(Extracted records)
####

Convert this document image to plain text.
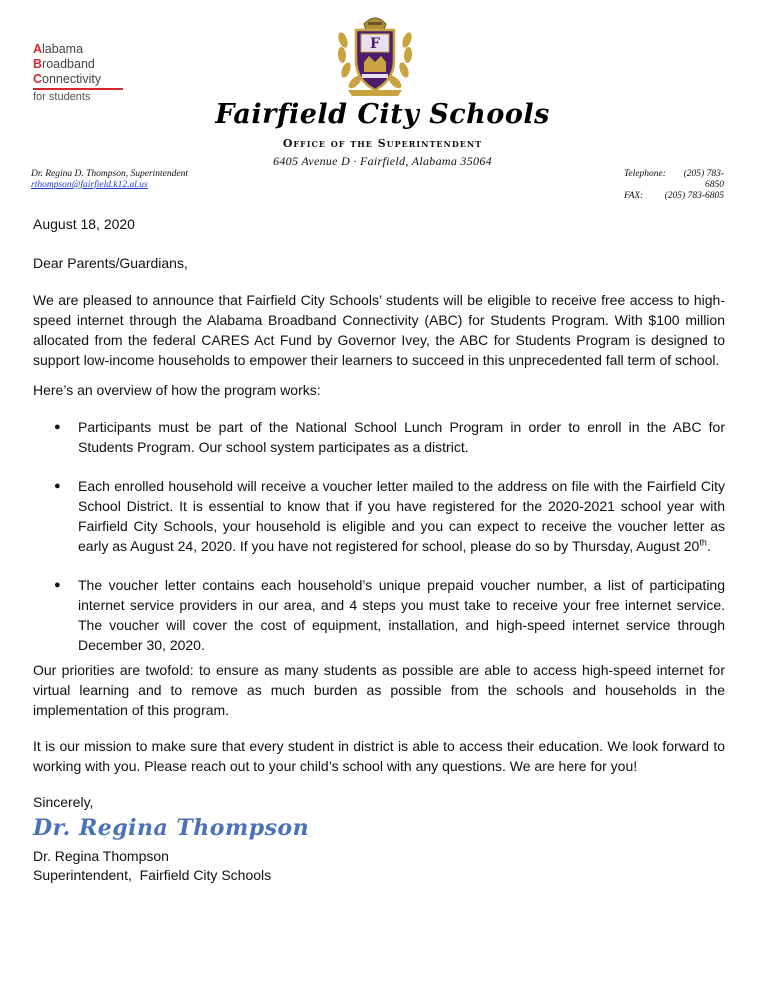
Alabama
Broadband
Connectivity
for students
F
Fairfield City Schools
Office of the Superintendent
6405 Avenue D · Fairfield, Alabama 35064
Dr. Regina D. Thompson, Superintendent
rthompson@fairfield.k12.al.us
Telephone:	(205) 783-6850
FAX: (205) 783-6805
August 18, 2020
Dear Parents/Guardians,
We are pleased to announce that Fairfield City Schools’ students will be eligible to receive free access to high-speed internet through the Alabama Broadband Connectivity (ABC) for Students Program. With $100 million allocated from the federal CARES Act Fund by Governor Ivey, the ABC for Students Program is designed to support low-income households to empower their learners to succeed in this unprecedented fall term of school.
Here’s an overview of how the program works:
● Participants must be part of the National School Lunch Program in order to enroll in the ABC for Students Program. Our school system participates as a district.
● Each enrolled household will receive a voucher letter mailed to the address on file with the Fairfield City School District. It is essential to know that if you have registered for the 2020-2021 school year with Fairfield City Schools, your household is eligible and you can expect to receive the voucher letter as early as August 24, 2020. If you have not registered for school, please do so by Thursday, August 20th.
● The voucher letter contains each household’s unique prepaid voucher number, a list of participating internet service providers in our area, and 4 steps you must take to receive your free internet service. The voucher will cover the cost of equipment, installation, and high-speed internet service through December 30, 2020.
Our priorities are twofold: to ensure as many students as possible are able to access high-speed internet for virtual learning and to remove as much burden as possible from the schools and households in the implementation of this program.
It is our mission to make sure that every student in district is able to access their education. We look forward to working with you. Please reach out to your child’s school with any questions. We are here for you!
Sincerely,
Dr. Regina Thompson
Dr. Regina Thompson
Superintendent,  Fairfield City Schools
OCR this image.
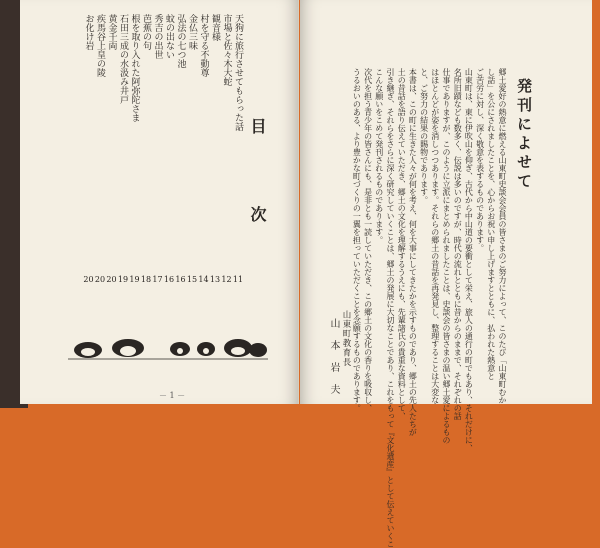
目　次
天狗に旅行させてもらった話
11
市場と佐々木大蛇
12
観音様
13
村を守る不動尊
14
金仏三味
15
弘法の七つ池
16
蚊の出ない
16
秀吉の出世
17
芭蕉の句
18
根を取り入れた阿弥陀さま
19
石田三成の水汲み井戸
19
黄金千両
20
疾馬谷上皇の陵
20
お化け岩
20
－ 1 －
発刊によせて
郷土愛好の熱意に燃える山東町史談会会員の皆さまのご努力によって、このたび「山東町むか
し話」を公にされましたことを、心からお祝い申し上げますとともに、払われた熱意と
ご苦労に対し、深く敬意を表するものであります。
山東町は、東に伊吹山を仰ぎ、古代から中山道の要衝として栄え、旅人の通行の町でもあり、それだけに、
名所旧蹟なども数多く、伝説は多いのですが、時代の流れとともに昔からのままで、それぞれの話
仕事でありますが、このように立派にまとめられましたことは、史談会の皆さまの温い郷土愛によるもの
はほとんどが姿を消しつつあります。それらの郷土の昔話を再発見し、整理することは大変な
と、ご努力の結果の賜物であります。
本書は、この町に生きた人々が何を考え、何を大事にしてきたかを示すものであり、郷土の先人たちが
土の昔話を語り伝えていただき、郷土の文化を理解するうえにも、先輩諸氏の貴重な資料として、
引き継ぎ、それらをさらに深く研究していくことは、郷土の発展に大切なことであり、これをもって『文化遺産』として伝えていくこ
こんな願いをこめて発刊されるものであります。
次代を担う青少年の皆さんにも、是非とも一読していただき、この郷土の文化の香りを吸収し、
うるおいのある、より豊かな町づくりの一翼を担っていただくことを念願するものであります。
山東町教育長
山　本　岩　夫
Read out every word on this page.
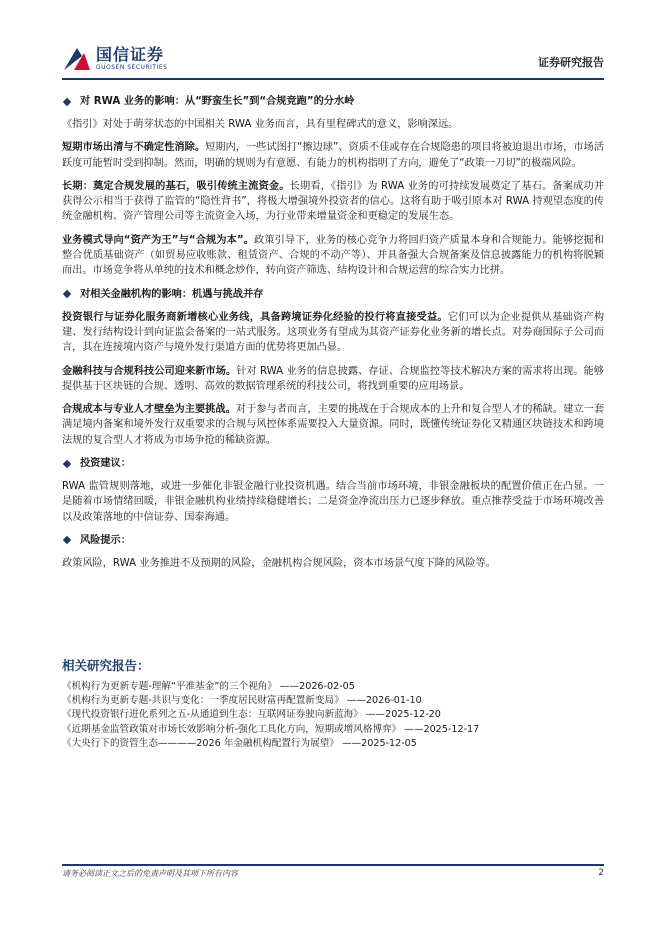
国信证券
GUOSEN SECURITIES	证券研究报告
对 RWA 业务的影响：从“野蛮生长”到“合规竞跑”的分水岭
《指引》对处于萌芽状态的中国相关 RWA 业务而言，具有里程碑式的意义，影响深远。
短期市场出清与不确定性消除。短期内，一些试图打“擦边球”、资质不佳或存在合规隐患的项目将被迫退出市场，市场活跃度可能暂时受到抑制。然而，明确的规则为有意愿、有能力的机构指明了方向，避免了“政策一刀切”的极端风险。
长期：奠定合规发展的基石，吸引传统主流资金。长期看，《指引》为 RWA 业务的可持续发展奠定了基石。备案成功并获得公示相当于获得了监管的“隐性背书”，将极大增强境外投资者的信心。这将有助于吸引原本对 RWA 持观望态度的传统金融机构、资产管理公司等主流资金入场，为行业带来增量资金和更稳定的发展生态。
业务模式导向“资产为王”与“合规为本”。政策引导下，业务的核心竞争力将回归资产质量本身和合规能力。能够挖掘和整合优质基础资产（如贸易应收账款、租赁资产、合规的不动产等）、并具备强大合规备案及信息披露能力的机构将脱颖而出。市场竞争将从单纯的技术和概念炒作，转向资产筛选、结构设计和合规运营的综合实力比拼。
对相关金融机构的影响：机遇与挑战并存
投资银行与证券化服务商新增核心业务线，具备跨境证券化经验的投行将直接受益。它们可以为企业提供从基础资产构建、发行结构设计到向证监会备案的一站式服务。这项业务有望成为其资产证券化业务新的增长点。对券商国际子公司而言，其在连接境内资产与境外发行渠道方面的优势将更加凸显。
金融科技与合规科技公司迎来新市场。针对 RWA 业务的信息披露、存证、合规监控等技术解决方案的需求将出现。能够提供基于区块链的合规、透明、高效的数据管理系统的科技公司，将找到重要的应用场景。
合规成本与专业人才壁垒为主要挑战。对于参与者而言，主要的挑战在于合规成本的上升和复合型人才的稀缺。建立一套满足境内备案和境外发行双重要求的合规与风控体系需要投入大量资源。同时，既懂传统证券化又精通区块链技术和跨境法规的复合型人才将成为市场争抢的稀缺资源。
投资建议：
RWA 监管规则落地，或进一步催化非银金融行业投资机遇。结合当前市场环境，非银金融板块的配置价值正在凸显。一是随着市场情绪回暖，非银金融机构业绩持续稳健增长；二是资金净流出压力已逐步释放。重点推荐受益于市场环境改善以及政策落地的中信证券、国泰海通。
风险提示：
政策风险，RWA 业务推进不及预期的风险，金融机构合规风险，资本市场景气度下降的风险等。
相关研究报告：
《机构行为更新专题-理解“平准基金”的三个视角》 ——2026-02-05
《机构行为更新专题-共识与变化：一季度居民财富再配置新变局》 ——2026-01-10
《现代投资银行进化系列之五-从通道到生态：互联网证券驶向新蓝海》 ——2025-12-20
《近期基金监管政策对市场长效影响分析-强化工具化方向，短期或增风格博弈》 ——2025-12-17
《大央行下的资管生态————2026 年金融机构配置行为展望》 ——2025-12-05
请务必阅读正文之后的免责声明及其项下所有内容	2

####

TASK:
Leave out the pictures and print each record exactly as it stands.

ANSWER TO THE TASK:
Convert this document image to plain text.
Alabama
Broadband
Connectivity
for students
F
Fairfield City Schools
Office of the Superintendent
6405 Avenue D · Fairfield, Alabama 35064
Dr. Regina D. Thompson, Superintendent
rthompson@fairfield.k12.al.us
Telephone:	(205) 783-6850
FAX: (205) 783-6805
August 18, 2020
Dear Parents/Guardians,
We are pleased to announce that Fairfield City Schools’ students will be eligible to receive free access to high-speed internet through the Alabama Broadband Connectivity (ABC) for Students Program. With $100 million allocated from the federal CARES Act Fund by Governor Ivey, the ABC for Students Program is designed to support low-income households to empower their learners to succeed in this unprecedented fall term of school.
Here’s an overview of how the program works:
● Participants must be part of the National School Lunch Program in order to enroll in the ABC for Students Program. Our school system participates as a district.
● Each enrolled household will receive a voucher letter mailed to the address on file with the Fairfield City School District. It is essential to know that if you have registered for the 2020-2021 school year with Fairfield City Schools, your household is eligible and you can expect to receive the voucher letter as early as August 24, 2020. If you have not registered for school, please do so by Thursday, August 20th.
● The voucher letter contains each household’s unique prepaid voucher number, a list of participating internet service providers in our area, and 4 steps you must take to receive your free internet service. The voucher will cover the cost of equipment, installation, and high-speed internet service through December 30, 2020.
Our priorities are twofold: to ensure as many students as possible are able to access high-speed internet for virtual learning and to remove as much burden as possible from the schools and households in the implementation of this program.
It is our mission to make sure that every student in district is able to access their education. We look forward to working with you. Please reach out to your child’s school with any questions. We are here for you!
Sincerely,
Dr. Regina Thompson
Dr. Regina Thompson
Superintendent,  Fairfield City Schools
OCR this image.
目　次
天狗に旅行させてもらった話
11
市場と佐々木大蛇
12
観音様
13
村を守る不動尊
14
金仏三味
15
弘法の七つ池
16
蚊の出ない
16
秀吉の出世
17
芭蕉の句
18
根を取り入れた阿弥陀さま
19
石田三成の水汲み井戸
19
黄金千両
20
疾馬谷上皇の陵
20
お化け岩
20
－ 1 －
発刊によせて
郷土愛好の熱意に燃える山東町史談会会員の皆さまのご努力によって、このたび「山東町むか
し話」を公にされましたことを、心からお祝い申し上げますとともに、払われた熱意と
ご苦労に対し、深く敬意を表するものであります。
山東町は、東に伊吹山を仰ぎ、古代から中山道の要衝として栄え、旅人の通行の町でもあり、それだけに、
名所旧蹟なども数多く、伝説は多いのですが、時代の流れとともに昔からのままで、それぞれの話
仕事でありますが、このように立派にまとめられましたことは、史談会の皆さまの温い郷土愛によるもの
はほとんどが姿を消しつつあります。それらの郷土の昔話を再発見し、整理することは大変な
と、ご努力の結果の賜物であります。
本書は、この町に生きた人々が何を考え、何を大事にしてきたかを示すものであり、郷土の先人たちが
土の昔話を語り伝えていただき、郷土の文化を理解するうえにも、先輩諸氏の貴重な資料として、
引き継ぎ、それらをさらに深く研究していくことは、郷土の発展に大切なことであり、これをもって『文化遺産』として伝えていくこ
こんな願いをこめて発刊されるものであります。
次代を担う青少年の皆さんにも、是非とも一読していただき、この郷土の文化の香りを吸収し、
うるおいのある、より豊かな町づくりの一翼を担っていただくことを念願するものであります。
山東町教育長
山　本　岩　夫
Read out every word on this page.
国信证券
GUOSEN SECURITIES	证券研究报告
对 RWA 业务的影响：从“野蛮生长”到“合规竞跑”的分水岭
《指引》对处于萌芽状态的中国相关 RWA 业务而言，具有里程碑式的意义，影响深远。
短期市场出清与不确定性消除。短期内，一些试图打“擦边球”、资质不佳或存在合规隐患的项目将被迫退出市场，市场活跃度可能暂时受到抑制。然而，明确的规则为有意愿、有能力的机构指明了方向，避免了“政策一刀切”的极端风险。
长期：奠定合规发展的基石，吸引传统主流资金。长期看，《指引》为 RWA 业务的可持续发展奠定了基石。备案成功并获得公示相当于获得了监管的“隐性背书”，将极大增强境外投资者的信心。这将有助于吸引原本对 RWA 持观望态度的传统金融机构、资产管理公司等主流资金入场，为行业带来增量资金和更稳定的发展生态。
业务模式导向“资产为王”与“合规为本”。政策引导下，业务的核心竞争力将回归资产质量本身和合规能力。能够挖掘和整合优质基础资产（如贸易应收账款、租赁资产、合规的不动产等）、并具备强大合规备案及信息披露能力的机构将脱颖而出。市场竞争将从单纯的技术和概念炒作，转向资产筛选、结构设计和合规运营的综合实力比拼。
对相关金融机构的影响：机遇与挑战并存
投资银行与证券化服务商新增核心业务线，具备跨境证券化经验的投行将直接受益。它们可以为企业提供从基础资产构建、发行结构设计到向证监会备案的一站式服务。这项业务有望成为其资产证券化业务新的增长点。对券商国际子公司而言，其在连接境内资产与境外发行渠道方面的优势将更加凸显。
金融科技与合规科技公司迎来新市场。针对 RWA 业务的信息披露、存证、合规监控等技术解决方案的需求将出现。能够提供基于区块链的合规、透明、高效的数据管理系统的科技公司，将找到重要的应用场景。
合规成本与专业人才壁垒为主要挑战。对于参与者而言，主要的挑战在于合规成本的上升和复合型人才的稀缺。建立一套满足境内备案和境外发行双重要求的合规与风控体系需要投入大量资源。同时，既懂传统证券化又精通区块链技术和跨境法规的复合型人才将成为市场争抢的稀缺资源。
投资建议：
RWA 监管规则落地，或进一步催化非银金融行业投资机遇。结合当前市场环境，非银金融板块的配置价值正在凸显。一是随着市场情绪回暖，非银金融机构业绩持续稳健增长；二是资金净流出压力已逐步释放。重点推荐受益于市场环境改善以及政策落地的中信证券、国泰海通。
风险提示：
政策风险，RWA 业务推进不及预期的风险，金融机构合规风险，资本市场景气度下降的风险等。
相关研究报告：
《机构行为更新专题-理解“平准基金”的三个视角》 ——2026-02-05
《机构行为更新专题-共识与变化：一季度居民财富再配置新变局》 ——2026-01-10
《现代投资银行进化系列之五-从通道到生态：互联网证券驶向新蓝海》 ——2025-12-20
《近期基金监管政策对市场长效影响分析-强化工具化方向，短期或增风格博弈》 ——2025-12-17
《大央行下的资管生态————2026 年金融机构配置行为展望》 ——2025-12-05
请务必阅读正文之后的免责声明及其项下所有内容	2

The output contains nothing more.